▶ _Task directions_: Read the data and repeat it in full, exactly.

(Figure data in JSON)

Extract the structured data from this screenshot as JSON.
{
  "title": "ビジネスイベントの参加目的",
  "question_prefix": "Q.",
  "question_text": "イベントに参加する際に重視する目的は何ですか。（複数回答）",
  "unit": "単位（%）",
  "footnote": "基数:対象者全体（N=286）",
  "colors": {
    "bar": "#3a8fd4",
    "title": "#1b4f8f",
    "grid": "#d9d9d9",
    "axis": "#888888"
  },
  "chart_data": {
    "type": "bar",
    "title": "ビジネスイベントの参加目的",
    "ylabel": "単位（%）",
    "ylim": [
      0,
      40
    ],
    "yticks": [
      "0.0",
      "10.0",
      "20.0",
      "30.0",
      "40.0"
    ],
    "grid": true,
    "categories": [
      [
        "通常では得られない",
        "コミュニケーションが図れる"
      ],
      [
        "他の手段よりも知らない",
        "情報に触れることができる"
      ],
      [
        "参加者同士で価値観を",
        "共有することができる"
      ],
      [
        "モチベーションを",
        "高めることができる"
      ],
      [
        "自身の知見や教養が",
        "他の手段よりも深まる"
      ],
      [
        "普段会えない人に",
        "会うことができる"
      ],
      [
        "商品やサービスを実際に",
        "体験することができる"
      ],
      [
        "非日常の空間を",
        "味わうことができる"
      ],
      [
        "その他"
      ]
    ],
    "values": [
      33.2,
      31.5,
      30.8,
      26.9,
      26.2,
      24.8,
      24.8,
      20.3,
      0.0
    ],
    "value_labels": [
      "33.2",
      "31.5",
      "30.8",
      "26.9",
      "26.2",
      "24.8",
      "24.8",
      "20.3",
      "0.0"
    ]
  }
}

▶ _Written response_:
Extract the structured data from this screenshot as JSON.
{
  "title": "ビジネスイベントの参加目的",
  "question_prefix": "Q.",
  "question_text": "イベントに参加する際に重視する目的は何ですか。（複数回答）",
  "unit": "単位（%）",
  "footnote": "基数:対象者全体（N=286）",
  "colors": {
    "bar": "#3a8fd4",
    "title": "#1b4f8f",
    "grid": "#d9d9d9",
    "axis": "#888888"
  },
  "chart_data": {
    "type": "bar",
    "title": "ビジネスイベントの参加目的",
    "ylabel": "単位（%）",
    "ylim": [
      0,
      40
    ],
    "yticks": [
      "0.0",
      "10.0",
      "20.0",
      "30.0",
      "40.0"
    ],
    "grid": true,
    "categories": [
      [
        "通常では得られない",
        "コミュニケーションが図れる"
      ],
      [
        "他の手段よりも知らない",
        "情報に触れることができる"
      ],
      [
        "参加者同士で価値観を",
        "共有することができる"
      ],
      [
        "モチベーションを",
        "高めることができる"
      ],
      [
        "自身の知見や教養が",
        "他の手段よりも深まる"
      ],
      [
        "普段会えない人に",
        "会うことができる"
      ],
      [
        "商品やサービスを実際に",
        "体験することができる"
      ],
      [
        "非日常の空間を",
        "味わうことができる"
      ],
      [
        "その他"
      ]
    ],
    "values": [
      33.2,
      31.5,
      30.8,
      26.9,
      26.2,
      24.8,
      24.8,
      20.3,
      0.0
    ],
    "value_labels": [
      "33.2",
      "31.5",
      "30.8",
      "26.9",
      "26.2",
      "24.8",
      "24.8",
      "20.3",
      "0.0"
    ]
  }
}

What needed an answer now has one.